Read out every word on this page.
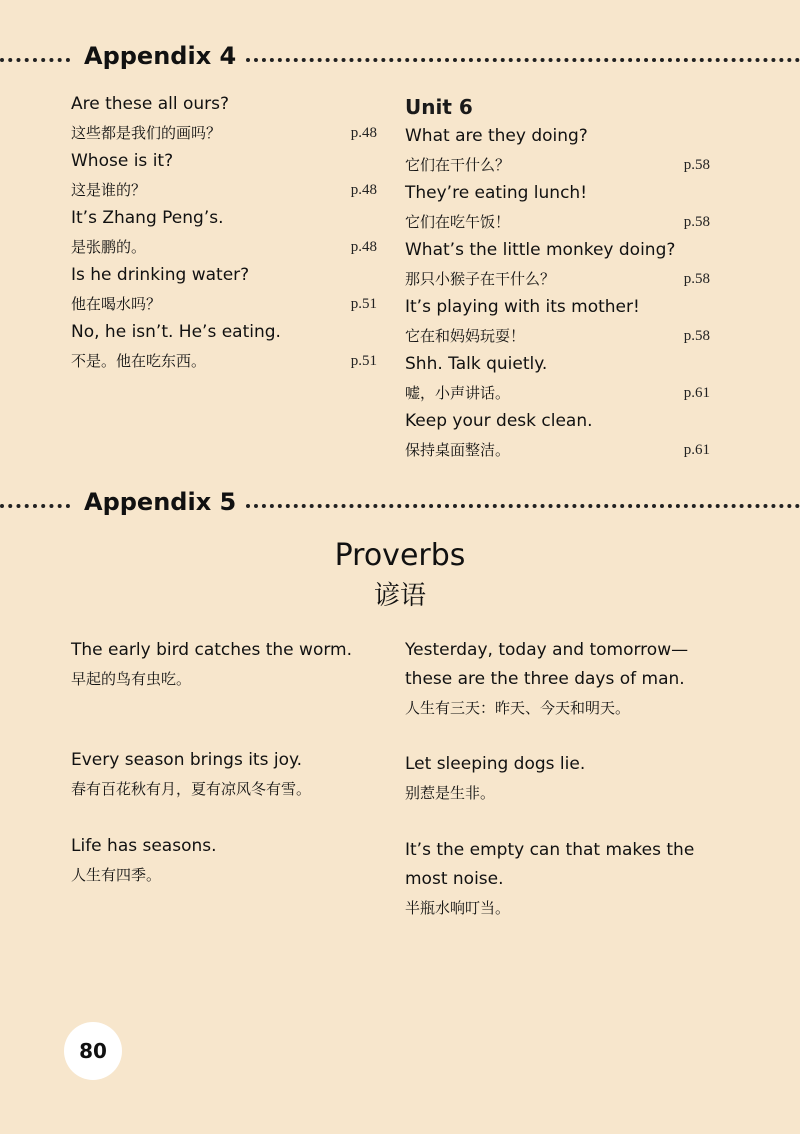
Appendix 4
Are these all ours?
这些都是我们的画吗？	p.48
Whose is it?
这是谁的？	p.48
It’s Zhang Peng’s.
是张鹏的。	p.48
Is he drinking water?
他在喝水吗？	p.51
No, he isn’t. He’s eating.
不是。他在吃东西。	p.51
Unit 6
What are they doing?
它们在干什么？	p.58
They’re eating lunch!
它们在吃午饭！	p.58
What’s the little monkey doing?
那只小猴子在干什么？	p.58
It’s playing with its mother!
它在和妈妈玩耍！	p.58
Shh. Talk quietly.
嘘，小声讲话。	p.61
Keep your desk clean.
保持桌面整洁。	p.61
Appendix 5
Proverbs
谚语
The early bird catches the worm.
早起的鸟有虫吃。
Every season brings its joy.
春有百花秋有月，夏有凉风冬有雪。
Life has seasons.
人生有四季。
Yesterday, today and tomorrow—
these are the three days of man.
人生有三天：昨天、今天和明天。
Let sleeping dogs lie.
别惹是生非。
It’s the empty can that makes the
most noise.
半瓶水响叮当。
80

### Your task
Quote the preceding records in their entirety, excluding every picture.

### Answer below
Read out every word on this page.
Appendix 4
Are these all ours?
这些都是我们的画吗？	p.48
Whose is it?
这是谁的？	p.48
It’s Zhang Peng’s.
是张鹏的。	p.48
Is he drinking water?
他在喝水吗？	p.51
No, he isn’t. He’s eating.
不是。他在吃东西。	p.51
Unit 6
What are they doing?
它们在干什么？	p.58
They’re eating lunch!
它们在吃午饭！	p.58
What’s the little monkey doing?
那只小猴子在干什么？	p.58
It’s playing with its mother!
它在和妈妈玩耍！	p.58
Shh. Talk quietly.
嘘，小声讲话。	p.61
Keep your desk clean.
保持桌面整洁。	p.61
Appendix 5
Proverbs
谚语
The early bird catches the worm.
早起的鸟有虫吃。
Every season brings its joy.
春有百花秋有月，夏有凉风冬有雪。
Life has seasons.
人生有四季。
Yesterday, today and tomorrow—
these are the three days of man.
人生有三天：昨天、今天和明天。
Let sleeping dogs lie.
别惹是生非。
It’s the empty can that makes the
most noise.
半瓶水响叮当。
80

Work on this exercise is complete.